→ **Given problem**
Wherever the word "Size" appears in a line, extract that line.

→ **Supplied information**
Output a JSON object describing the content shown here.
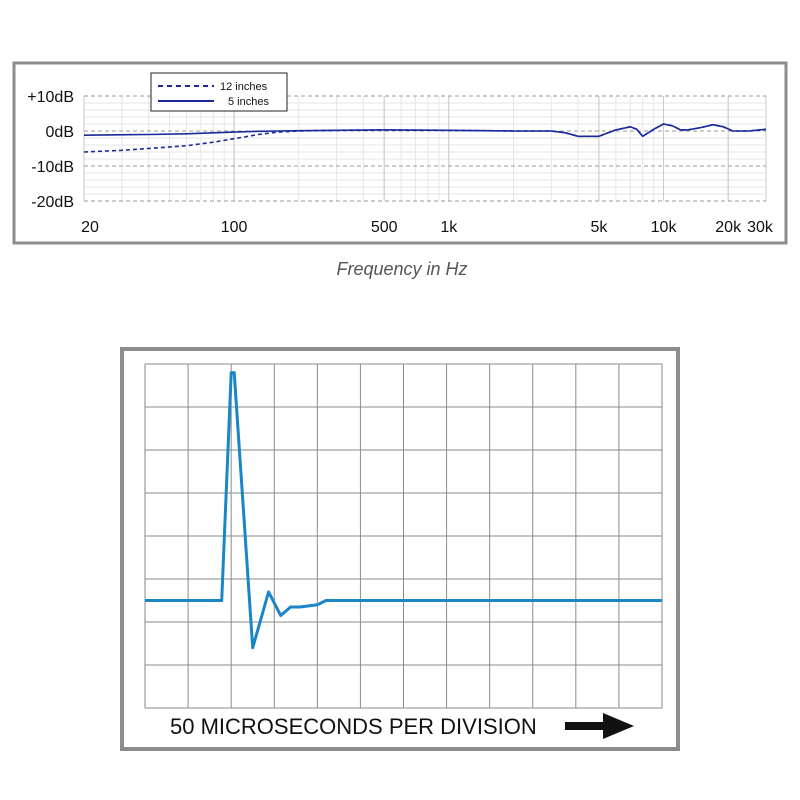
{
  "chart_data": [
    {
      "type": "line",
      "xscale": "log",
      "xlim": [
        20,
        30000
      ],
      "ylim": [
        -20,
        10
      ],
      "xticks": [
        20,
        100,
        500,
        1000,
        5000,
        10000,
        20000,
        30000
      ],
      "xtick_labels": [
        "20",
        "100",
        "500",
        "1k",
        "5k",
        "10k",
        "20k",
        "30k"
      ],
      "yticks": [
        10,
        0,
        -10,
        -20
      ],
      "ytick_labels": [
        "+10dB",
        "0dB",
        "-10dB",
        "-20dB"
      ],
      "xlabel": "Frequency in Hz",
      "ylabel": "",
      "grid": true,
      "legend": "top-left",
      "series": [
        {
          "name": "12 inches",
          "style": "dashed",
          "color": "#1a2a9a",
          "x": [
            20,
            30,
            40,
            60,
            80,
            100,
            130,
            160,
            200,
            300,
            500,
            1000,
            2000,
            3000,
            3500,
            4000,
            5000,
            6000,
            7000,
            7500,
            8000,
            9000,
            10000,
            11000,
            12000,
            13000,
            15000,
            17000,
            19000,
            21000,
            25000,
            30000
          ],
          "y": [
            -6,
            -5.5,
            -5,
            -4.2,
            -3.2,
            -2.2,
            -1,
            -0.3,
            0,
            0.2,
            0.3,
            0.2,
            0,
            0,
            -0.5,
            -1.5,
            -1.5,
            0.3,
            1.2,
            0.5,
            -1.5,
            0.5,
            2,
            1.5,
            0.3,
            0.3,
            1,
            1.8,
            1.2,
            0,
            0,
            0.5
          ]
        },
        {
          "name": "5 inches",
          "style": "solid",
          "color": "#1a2a9a",
          "x": [
            20,
            40,
            60,
            80,
            100,
            130,
            160,
            200,
            300,
            500,
            1000,
            2000,
            3000,
            3500,
            4000,
            5000,
            6000,
            7000,
            7500,
            8000,
            9000,
            10000,
            11000,
            12000,
            13000,
            15000,
            17000,
            19000,
            21000,
            25000,
            30000
          ],
          "y": [
            -1.2,
            -1,
            -0.8,
            -0.5,
            -0.3,
            -0.1,
            0,
            0.1,
            0.2,
            0.3,
            0.2,
            0,
            0,
            -0.5,
            -1.5,
            -1.5,
            0.3,
            1.2,
            0.5,
            -1.5,
            0.5,
            2,
            1.5,
            0.3,
            0.3,
            1,
            1.8,
            1.2,
            0,
            0,
            0.5
          ]
        }
      ]
    },
    {
      "type": "line",
      "grid": true,
      "grid_divisions": {
        "x": 12,
        "y": 8
      },
      "xlabel": "50 MICROSECONDS PER DIVISION",
      "ylabel": "",
      "xlim": [
        0,
        12
      ],
      "ylim": [
        -2.5,
        5.5
      ],
      "series": [
        {
          "color": "#1a86c8",
          "x": [
            0,
            1.78,
            2.0,
            2.07,
            2.5,
            2.87,
            3.15,
            3.38,
            3.6,
            4.0,
            4.2,
            12
          ],
          "y": [
            0,
            0,
            5.3,
            5.3,
            -1.1,
            0.2,
            -0.35,
            -0.15,
            -0.15,
            -0.1,
            0,
            0
          ]
        }
      ]
    }
  ]
}
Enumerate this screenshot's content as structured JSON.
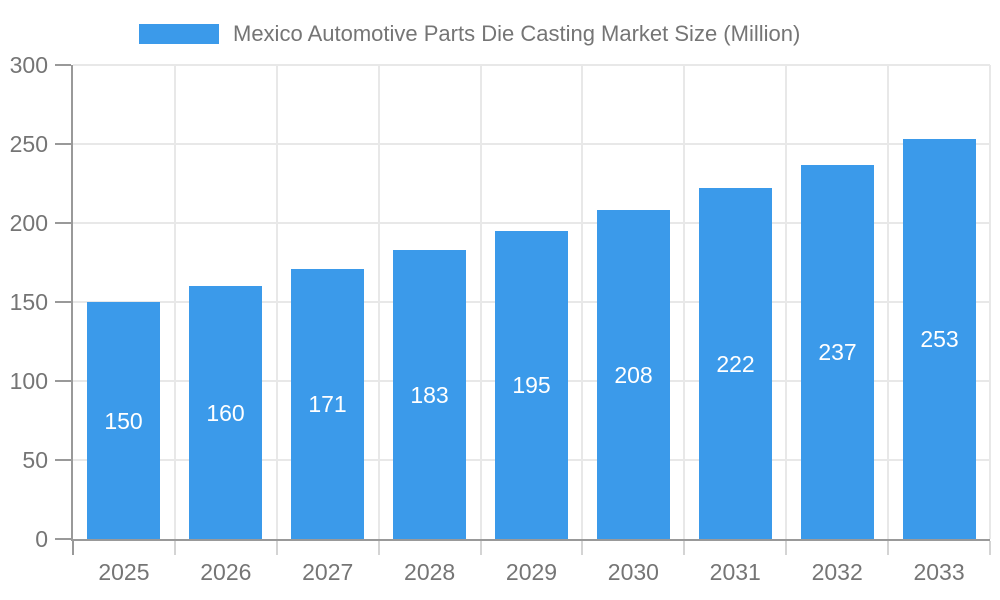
{
  "chart_data": {
    "type": "bar",
    "title": "Mexico Automotive Parts Die Casting Market Size (Million)",
    "legend_entries": [
      "Mexico Automotive Parts Die Casting Market Size (Million)"
    ],
    "legend_position": "top",
    "categories": [
      "2025",
      "2026",
      "2027",
      "2028",
      "2029",
      "2030",
      "2031",
      "2032",
      "2033"
    ],
    "values": [
      150,
      160,
      171,
      183,
      195,
      208,
      222,
      237,
      253
    ],
    "value_labels": [
      "150",
      "160",
      "171",
      "183",
      "195",
      "208",
      "222",
      "237",
      "253"
    ],
    "xlabel": "",
    "ylabel": "",
    "ylim": [
      0,
      300
    ],
    "ytick_step": 50,
    "ytick_labels": [
      "0",
      "50",
      "100",
      "150",
      "200",
      "250",
      "300"
    ],
    "grid": true,
    "colors": {
      "bar": "#3B9AEA",
      "value_label": "#ffffff",
      "axis_label": "#757575",
      "title_text": "#757575",
      "axis_line": "#999999",
      "gridline": "#e8e8e8",
      "outer_tick": "#d4d4d4"
    }
  }
}
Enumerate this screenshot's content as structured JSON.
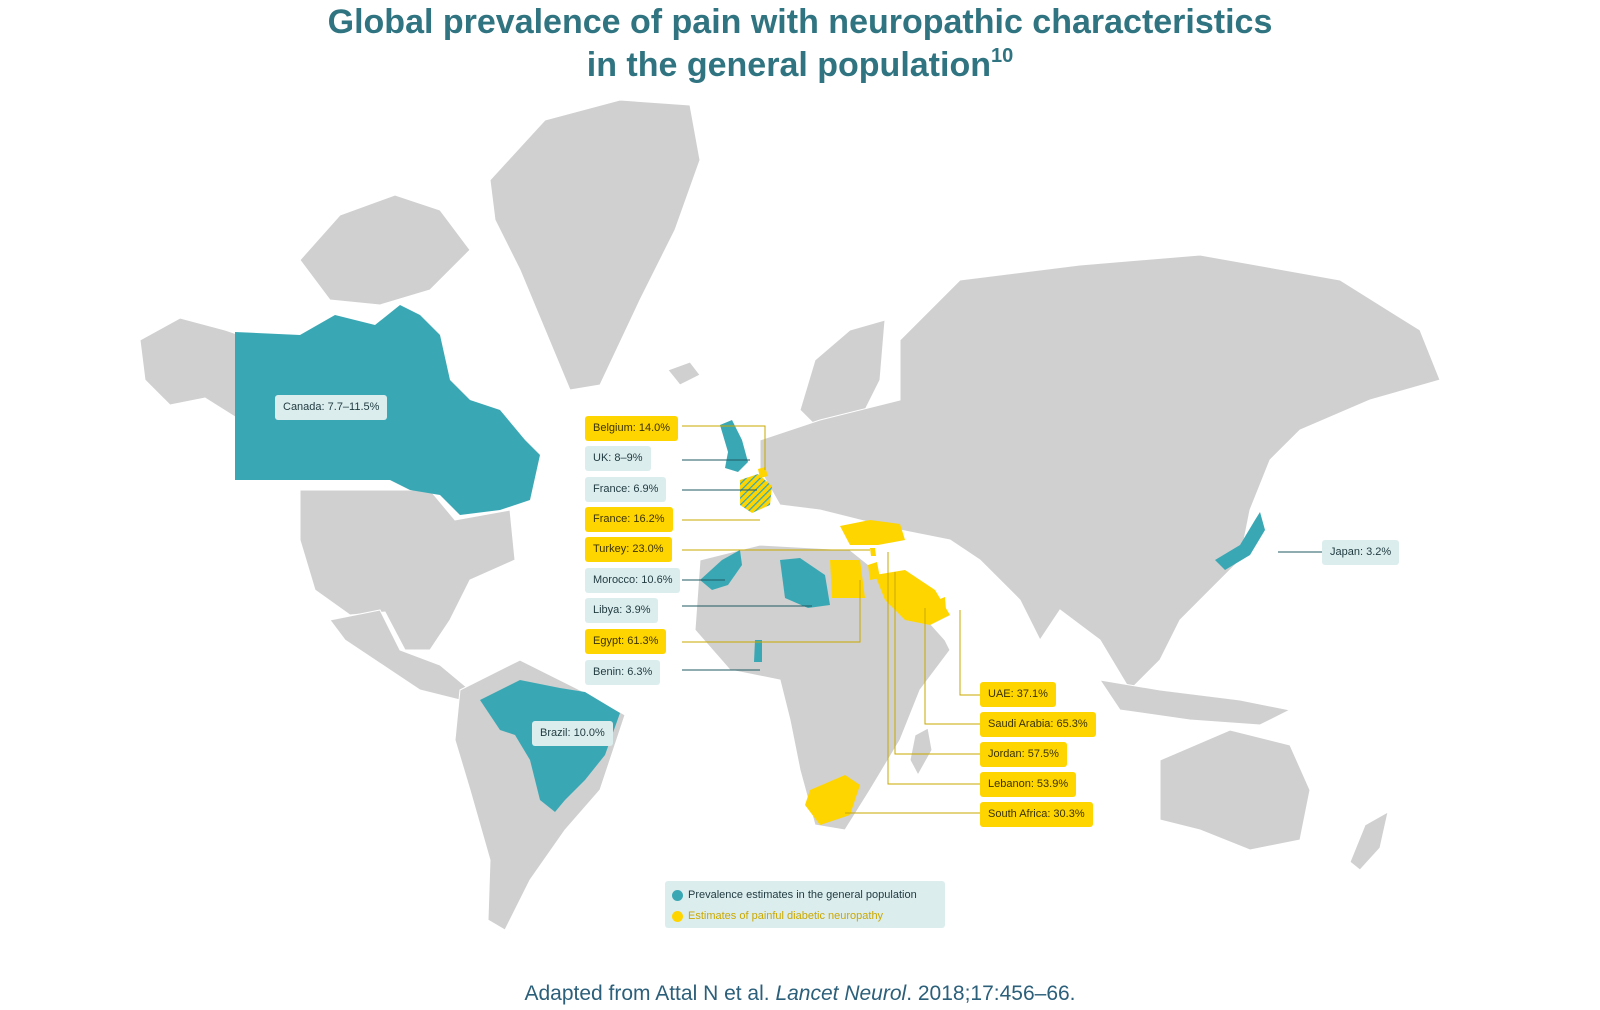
{
  "title": {
    "line1": "Global prevalence of pain with neuropathic characteristics",
    "line2": "in the general population",
    "ref": "10"
  },
  "colors": {
    "land": "#d0d0d0",
    "teal": "#3aa8b4",
    "yellow": "#ffd500",
    "title": "#2f7480"
  },
  "labels": [
    {
      "id": "canada",
      "text": "Canada: 7.7–11.5%",
      "category": "general"
    },
    {
      "id": "brazil",
      "text": "Brazil: 10.0%",
      "category": "general"
    },
    {
      "id": "japan",
      "text": "Japan: 3.2%",
      "category": "general"
    },
    {
      "id": "belgium",
      "text": "Belgium: 14.0%",
      "category": "diabetic"
    },
    {
      "id": "uk",
      "text": "UK: 8–9%",
      "category": "general"
    },
    {
      "id": "france-general",
      "text": "France: 6.9%",
      "category": "general"
    },
    {
      "id": "france-diabetic",
      "text": "France: 16.2%",
      "category": "diabetic"
    },
    {
      "id": "turkey",
      "text": "Turkey: 23.0%",
      "category": "diabetic"
    },
    {
      "id": "morocco",
      "text": "Morocco: 10.6%",
      "category": "general"
    },
    {
      "id": "libya",
      "text": "Libya: 3.9%",
      "category": "general"
    },
    {
      "id": "egypt",
      "text": "Egypt: 61.3%",
      "category": "diabetic"
    },
    {
      "id": "benin",
      "text": "Benin: 6.3%",
      "category": "general"
    },
    {
      "id": "uae",
      "text": "UAE: 37.1%",
      "category": "diabetic"
    },
    {
      "id": "saudi-arabia",
      "text": "Saudi Arabia: 65.3%",
      "category": "diabetic"
    },
    {
      "id": "jordan",
      "text": "Jordan: 57.5%",
      "category": "diabetic"
    },
    {
      "id": "lebanon",
      "text": "Lebanon: 53.9%",
      "category": "diabetic"
    },
    {
      "id": "south-africa",
      "text": "South Africa: 30.3%",
      "category": "diabetic"
    }
  ],
  "legend": {
    "general": "Prevalence estimates in the general population",
    "diabetic": "Estimates of painful diabetic neuropathy"
  },
  "footnote": {
    "prefix": "Adapted from Attal N et al. ",
    "journal": "Lancet Neurol",
    "suffix": ". 2018;17:456–66."
  }
}
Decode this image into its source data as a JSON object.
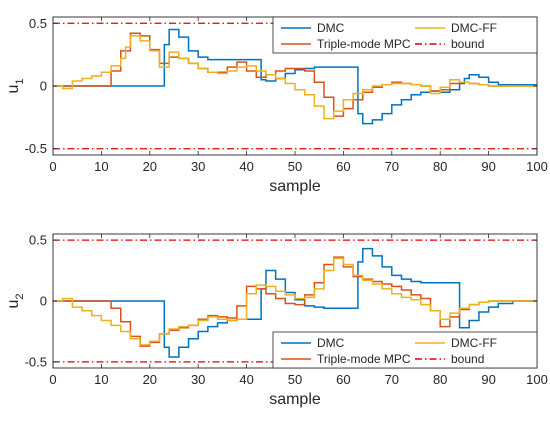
{
  "colors": {
    "DMC": "#0072BD",
    "Triple-mode MPC": "#D95319",
    "DMC-FF": "#EDB120",
    "bound": "#E00000",
    "axis": "#262626",
    "grid": "#D9D9D9"
  },
  "chart_data": [
    {
      "type": "line",
      "ylabel": "u",
      "ylabel_sub": "1",
      "xlabel": "sample",
      "xlim": [
        0,
        100
      ],
      "ylim": [
        -0.55,
        0.55
      ],
      "xticks": [
        0,
        10,
        20,
        30,
        40,
        50,
        60,
        70,
        80,
        90,
        100
      ],
      "yticks": [
        -0.5,
        0,
        0.5
      ],
      "ytick_labels": [
        "-0.5",
        "0",
        "0.5"
      ],
      "grid": false,
      "legend_position": "top-right",
      "legend": [
        "DMC",
        "DMC-FF",
        "Triple-mode MPC",
        "bound"
      ],
      "series": [
        {
          "name": "DMC",
          "step": true,
          "x": [
            0,
            22,
            23,
            24,
            26,
            28,
            30,
            32,
            34,
            36,
            38,
            40,
            42,
            43,
            44,
            46,
            48,
            50,
            52,
            54,
            56,
            58,
            60,
            62,
            63,
            64,
            66,
            68,
            70,
            72,
            74,
            76,
            78,
            80,
            82,
            84,
            85,
            86,
            88,
            90,
            92,
            100
          ],
          "y": [
            0,
            0,
            0.33,
            0.45,
            0.39,
            0.28,
            0.23,
            0.21,
            0.21,
            0.21,
            0.21,
            0.21,
            0.21,
            0.05,
            0.04,
            0.06,
            0.1,
            0.13,
            0.14,
            0.15,
            0.15,
            0.15,
            0.15,
            0.15,
            -0.22,
            -0.3,
            -0.27,
            -0.22,
            -0.15,
            -0.11,
            -0.07,
            -0.05,
            -0.04,
            -0.05,
            -0.03,
            0.02,
            0.06,
            0.09,
            0.07,
            0.03,
            0.01,
            0
          ]
        },
        {
          "name": "DMC-FF",
          "step": true,
          "x": [
            0,
            2,
            4,
            6,
            8,
            10,
            12,
            14,
            15,
            16,
            18,
            20,
            22,
            24,
            26,
            28,
            30,
            32,
            34,
            36,
            38,
            40,
            42,
            44,
            46,
            48,
            50,
            52,
            54,
            56,
            58,
            60,
            62,
            64,
            66,
            68,
            70,
            72,
            74,
            76,
            78,
            80,
            82,
            84,
            86,
            88,
            90,
            92,
            95,
            100
          ],
          "y": [
            0,
            -0.02,
            0.04,
            0.06,
            0.08,
            0.11,
            0.16,
            0.22,
            0.31,
            0.4,
            0.36,
            0.28,
            0.15,
            0.27,
            0.22,
            0.18,
            0.14,
            0.11,
            0.1,
            0.12,
            0.15,
            0.16,
            0.12,
            0.09,
            0.06,
            0.02,
            -0.03,
            -0.07,
            -0.16,
            -0.26,
            -0.2,
            -0.11,
            -0.06,
            -0.03,
            0,
            0.01,
            0.02,
            0.02,
            0.01,
            0,
            -0.06,
            -0.01,
            0.05,
            0.03,
            0.02,
            0.01,
            0,
            0,
            0,
            0
          ]
        },
        {
          "name": "Triple-mode MPC",
          "step": true,
          "x": [
            0,
            10,
            12,
            14,
            16,
            18,
            20,
            22,
            24,
            26,
            28,
            30,
            32,
            34,
            36,
            38,
            40,
            42,
            44,
            46,
            48,
            50,
            52,
            54,
            56,
            58,
            60,
            62,
            64,
            66,
            68,
            70,
            72,
            74,
            76,
            78,
            80,
            82,
            84,
            86,
            88,
            90,
            92,
            100
          ],
          "y": [
            0,
            0,
            0.12,
            0.28,
            0.42,
            0.4,
            0.29,
            0.18,
            0.23,
            0.22,
            0.18,
            0.14,
            0.11,
            0.11,
            0.15,
            0.19,
            0.12,
            0.07,
            0.09,
            0.12,
            0.14,
            0.14,
            0.12,
            0.03,
            -0.09,
            -0.24,
            -0.18,
            -0.11,
            -0.05,
            -0.01,
            0.01,
            0.03,
            0.02,
            0.01,
            0,
            -0.04,
            -0.03,
            0.02,
            0.03,
            0.02,
            0.01,
            0,
            0,
            0
          ]
        },
        {
          "name": "bound",
          "dashed": true,
          "x": [
            0,
            100
          ],
          "y": [
            0.5,
            0.5
          ]
        },
        {
          "name": "bound",
          "dashed": true,
          "x": [
            0,
            100
          ],
          "y": [
            -0.5,
            -0.5
          ]
        }
      ]
    },
    {
      "type": "line",
      "ylabel": "u",
      "ylabel_sub": "2",
      "xlabel": "sample",
      "xlim": [
        0,
        100
      ],
      "ylim": [
        -0.55,
        0.55
      ],
      "xticks": [
        0,
        10,
        20,
        30,
        40,
        50,
        60,
        70,
        80,
        90,
        100
      ],
      "yticks": [
        -0.5,
        0,
        0.5
      ],
      "ytick_labels": [
        "-0.5",
        "0",
        "0.5"
      ],
      "grid": false,
      "legend_position": "bottom-right",
      "legend": [
        "DMC",
        "DMC-FF",
        "Triple-mode MPC",
        "bound"
      ],
      "series": [
        {
          "name": "DMC",
          "step": true,
          "x": [
            0,
            22,
            23,
            24,
            26,
            28,
            30,
            32,
            34,
            36,
            38,
            40,
            42,
            43,
            44,
            46,
            48,
            50,
            52,
            54,
            56,
            58,
            60,
            62,
            63,
            64,
            66,
            68,
            70,
            72,
            74,
            76,
            78,
            80,
            82,
            84,
            86,
            88,
            90,
            92,
            95,
            100
          ],
          "y": [
            0,
            0,
            -0.38,
            -0.46,
            -0.38,
            -0.31,
            -0.25,
            -0.21,
            -0.18,
            -0.16,
            -0.15,
            -0.15,
            -0.15,
            0.1,
            0.25,
            0.18,
            0.07,
            0.01,
            -0.04,
            -0.05,
            -0.06,
            -0.06,
            -0.06,
            -0.06,
            0.32,
            0.43,
            0.37,
            0.28,
            0.21,
            0.18,
            0.16,
            0.15,
            0.15,
            0.15,
            0.15,
            -0.22,
            -0.16,
            -0.09,
            -0.05,
            -0.02,
            0,
            0
          ]
        },
        {
          "name": "DMC-FF",
          "step": true,
          "x": [
            0,
            2,
            4,
            6,
            8,
            10,
            12,
            14,
            16,
            18,
            20,
            22,
            24,
            26,
            28,
            30,
            32,
            34,
            36,
            38,
            40,
            42,
            44,
            46,
            48,
            50,
            52,
            54,
            56,
            58,
            60,
            62,
            64,
            66,
            68,
            70,
            72,
            74,
            76,
            78,
            80,
            82,
            84,
            86,
            88,
            90,
            92,
            95,
            100
          ],
          "y": [
            0,
            0.02,
            -0.05,
            -0.08,
            -0.12,
            -0.16,
            -0.2,
            -0.25,
            -0.31,
            -0.36,
            -0.33,
            -0.27,
            -0.23,
            -0.21,
            -0.2,
            -0.16,
            -0.13,
            -0.15,
            -0.16,
            -0.15,
            0.06,
            0.13,
            0.12,
            0.08,
            0.05,
            0.02,
            0.03,
            0.1,
            0.25,
            0.35,
            0.3,
            0.21,
            0.17,
            0.14,
            0.1,
            0.06,
            0.03,
            0.01,
            -0.03,
            -0.08,
            -0.15,
            -0.1,
            -0.06,
            -0.03,
            -0.01,
            0,
            0,
            0,
            0
          ]
        },
        {
          "name": "Triple-mode MPC",
          "step": true,
          "x": [
            0,
            10,
            12,
            14,
            16,
            18,
            20,
            22,
            24,
            26,
            28,
            30,
            32,
            34,
            36,
            38,
            40,
            42,
            44,
            46,
            48,
            50,
            52,
            54,
            56,
            58,
            60,
            62,
            64,
            66,
            68,
            70,
            72,
            74,
            76,
            78,
            80,
            82,
            84,
            86,
            88,
            90,
            92,
            100
          ],
          "y": [
            0,
            0,
            -0.06,
            -0.17,
            -0.29,
            -0.37,
            -0.34,
            -0.27,
            -0.24,
            -0.22,
            -0.2,
            -0.15,
            -0.12,
            -0.13,
            -0.14,
            -0.04,
            0.12,
            0.1,
            0.06,
            0.02,
            -0.02,
            -0.03,
            0.05,
            0.15,
            0.3,
            0.36,
            0.28,
            0.2,
            0.18,
            0.16,
            0.14,
            0.12,
            0.09,
            0.05,
            0.02,
            -0.08,
            -0.21,
            -0.13,
            -0.07,
            -0.03,
            -0.01,
            0,
            0,
            0
          ]
        },
        {
          "name": "bound",
          "dashed": true,
          "x": [
            0,
            100
          ],
          "y": [
            0.5,
            0.5
          ]
        },
        {
          "name": "bound",
          "dashed": true,
          "x": [
            0,
            100
          ],
          "y": [
            -0.5,
            -0.5
          ]
        }
      ]
    }
  ]
}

→ **The response**
    "title": "Mexico Automotive Parts Die Casting Market Size (Million)",
      "Mexico Automotive Parts Die Casting Market Size (Million)"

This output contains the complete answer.